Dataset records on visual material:
□ □ □ □ □

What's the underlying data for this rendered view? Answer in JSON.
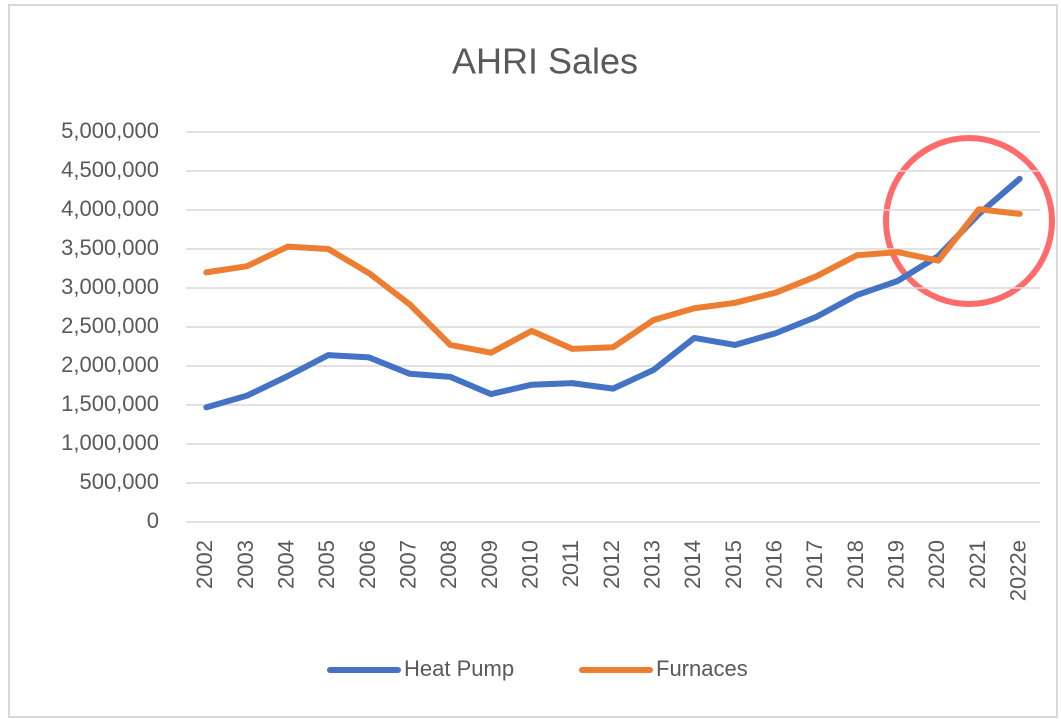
{
  "chart_data": {
    "type": "line",
    "title": "AHRI Sales",
    "categories": [
      "2002",
      "2003",
      "2004",
      "2005",
      "2006",
      "2007",
      "2008",
      "2009",
      "2010",
      "2011",
      "2012",
      "2013",
      "2014",
      "2015",
      "2016",
      "2017",
      "2018",
      "2019",
      "2020",
      "2021",
      "2022e"
    ],
    "series": [
      {
        "name": "Heat Pump",
        "color": "#4472c4",
        "values": [
          1470000,
          1620000,
          1870000,
          2140000,
          2110000,
          1900000,
          1860000,
          1640000,
          1760000,
          1780000,
          1710000,
          1950000,
          2360000,
          2270000,
          2420000,
          2630000,
          2910000,
          3090000,
          3410000,
          3950000,
          4400000
        ]
      },
      {
        "name": "Furnaces",
        "color": "#ed7d31",
        "values": [
          3200000,
          3280000,
          3530000,
          3500000,
          3190000,
          2790000,
          2270000,
          2170000,
          2450000,
          2220000,
          2240000,
          2590000,
          2740000,
          2810000,
          2940000,
          3150000,
          3420000,
          3460000,
          3350000,
          4010000,
          3950000
        ]
      }
    ],
    "ylim": [
      0,
      5000000
    ],
    "yticks": [
      0,
      {
        "value": 500000,
        "label": "500,000"
      },
      {
        "value": 1000000,
        "label": "1,000,000"
      },
      {
        "value": 1500000,
        "label": "1,500,000"
      },
      {
        "value": 2000000,
        "label": "2,000,000"
      },
      {
        "value": 2500000,
        "label": "2,500,000"
      },
      {
        "value": 3000000,
        "label": "3,000,000"
      },
      {
        "value": 3500000,
        "label": "3,500,000"
      },
      {
        "value": 4000000,
        "label": "4,000,000"
      },
      {
        "value": 4500000,
        "label": "4,500,000"
      },
      {
        "value": 5000000,
        "label": "5,000,000"
      }
    ],
    "grid": true,
    "legend": "bottom"
  }
}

□ □ □ □ □

* _SHORT TASK_:
Each line that has the word "label" counts once. How many such lines are in the data? Give the number alone.

* _CORRECT ANSWER_:
10